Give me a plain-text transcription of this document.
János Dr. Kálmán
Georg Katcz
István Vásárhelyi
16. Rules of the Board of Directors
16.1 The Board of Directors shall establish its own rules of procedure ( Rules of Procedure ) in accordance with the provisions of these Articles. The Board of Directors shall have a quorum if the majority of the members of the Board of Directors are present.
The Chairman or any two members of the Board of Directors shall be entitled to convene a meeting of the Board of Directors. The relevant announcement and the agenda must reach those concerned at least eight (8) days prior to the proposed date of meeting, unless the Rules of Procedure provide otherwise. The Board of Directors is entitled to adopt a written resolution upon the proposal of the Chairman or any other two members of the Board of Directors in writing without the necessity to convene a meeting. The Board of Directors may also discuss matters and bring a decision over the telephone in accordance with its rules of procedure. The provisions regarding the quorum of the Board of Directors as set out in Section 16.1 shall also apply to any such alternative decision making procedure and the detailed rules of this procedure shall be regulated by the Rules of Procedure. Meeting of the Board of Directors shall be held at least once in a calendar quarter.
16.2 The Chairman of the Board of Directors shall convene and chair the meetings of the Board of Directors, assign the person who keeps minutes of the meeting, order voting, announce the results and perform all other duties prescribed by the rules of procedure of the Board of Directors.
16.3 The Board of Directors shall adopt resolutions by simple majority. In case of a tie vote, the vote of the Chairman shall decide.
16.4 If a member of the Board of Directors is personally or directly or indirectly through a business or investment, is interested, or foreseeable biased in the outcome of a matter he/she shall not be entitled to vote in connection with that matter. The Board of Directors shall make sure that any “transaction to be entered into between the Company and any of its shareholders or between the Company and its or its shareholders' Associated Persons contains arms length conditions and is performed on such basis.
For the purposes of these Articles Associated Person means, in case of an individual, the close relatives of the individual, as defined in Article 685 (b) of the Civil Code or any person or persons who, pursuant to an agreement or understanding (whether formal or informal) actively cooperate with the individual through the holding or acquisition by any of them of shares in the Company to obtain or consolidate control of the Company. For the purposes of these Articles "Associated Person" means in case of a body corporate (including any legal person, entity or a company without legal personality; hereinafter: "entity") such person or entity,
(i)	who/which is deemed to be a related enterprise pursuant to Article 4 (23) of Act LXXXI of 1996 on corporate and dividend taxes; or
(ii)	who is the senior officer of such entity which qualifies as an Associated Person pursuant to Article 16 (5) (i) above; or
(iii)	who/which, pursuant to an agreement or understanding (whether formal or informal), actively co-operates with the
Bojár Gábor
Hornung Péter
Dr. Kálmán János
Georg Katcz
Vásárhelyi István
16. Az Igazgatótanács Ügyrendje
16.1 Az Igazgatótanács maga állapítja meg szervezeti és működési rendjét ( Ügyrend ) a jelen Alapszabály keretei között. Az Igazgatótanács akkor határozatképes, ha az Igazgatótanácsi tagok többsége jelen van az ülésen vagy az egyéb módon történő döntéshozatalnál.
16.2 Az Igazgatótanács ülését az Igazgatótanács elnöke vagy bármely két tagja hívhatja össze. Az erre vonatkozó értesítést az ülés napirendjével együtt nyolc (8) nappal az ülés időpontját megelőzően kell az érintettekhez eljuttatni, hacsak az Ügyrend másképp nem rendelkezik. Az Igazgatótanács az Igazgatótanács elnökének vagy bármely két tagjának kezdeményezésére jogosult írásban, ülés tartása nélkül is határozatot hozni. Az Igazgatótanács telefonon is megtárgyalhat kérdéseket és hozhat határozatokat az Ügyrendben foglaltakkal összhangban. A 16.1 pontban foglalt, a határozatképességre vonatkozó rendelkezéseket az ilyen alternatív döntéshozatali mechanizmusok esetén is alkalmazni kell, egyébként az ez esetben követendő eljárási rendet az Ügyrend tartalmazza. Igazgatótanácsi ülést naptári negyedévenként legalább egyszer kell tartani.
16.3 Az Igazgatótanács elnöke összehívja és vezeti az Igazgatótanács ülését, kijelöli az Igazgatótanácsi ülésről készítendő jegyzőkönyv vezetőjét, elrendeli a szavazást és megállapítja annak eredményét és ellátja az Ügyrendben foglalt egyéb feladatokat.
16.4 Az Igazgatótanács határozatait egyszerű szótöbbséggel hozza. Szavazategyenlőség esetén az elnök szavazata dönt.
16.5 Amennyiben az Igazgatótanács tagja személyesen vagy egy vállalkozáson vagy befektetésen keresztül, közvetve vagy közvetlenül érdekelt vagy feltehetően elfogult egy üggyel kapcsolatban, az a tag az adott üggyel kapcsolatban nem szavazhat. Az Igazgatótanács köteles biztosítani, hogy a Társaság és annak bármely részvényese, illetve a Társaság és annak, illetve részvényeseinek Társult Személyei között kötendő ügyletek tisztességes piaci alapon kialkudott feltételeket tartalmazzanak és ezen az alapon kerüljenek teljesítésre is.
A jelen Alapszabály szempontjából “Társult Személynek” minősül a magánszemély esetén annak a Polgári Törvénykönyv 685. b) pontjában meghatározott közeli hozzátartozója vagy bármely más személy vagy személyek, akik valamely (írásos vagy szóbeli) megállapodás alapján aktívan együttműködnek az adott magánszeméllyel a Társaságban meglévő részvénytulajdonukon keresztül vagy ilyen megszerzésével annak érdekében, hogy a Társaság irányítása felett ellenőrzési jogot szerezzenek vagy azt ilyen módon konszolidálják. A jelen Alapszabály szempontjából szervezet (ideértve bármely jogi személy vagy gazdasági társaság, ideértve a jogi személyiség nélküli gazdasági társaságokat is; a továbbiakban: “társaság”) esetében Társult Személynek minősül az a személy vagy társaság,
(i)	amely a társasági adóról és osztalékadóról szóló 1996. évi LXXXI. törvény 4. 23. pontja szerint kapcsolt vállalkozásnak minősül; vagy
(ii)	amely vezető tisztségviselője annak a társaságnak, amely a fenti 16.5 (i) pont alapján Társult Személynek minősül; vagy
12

---

_OBJECTIVE_.
Tally how many lines of the records hold the word "Vásárhelyi". Answer with the number only.

_WRITTEN RESPONSE_.
2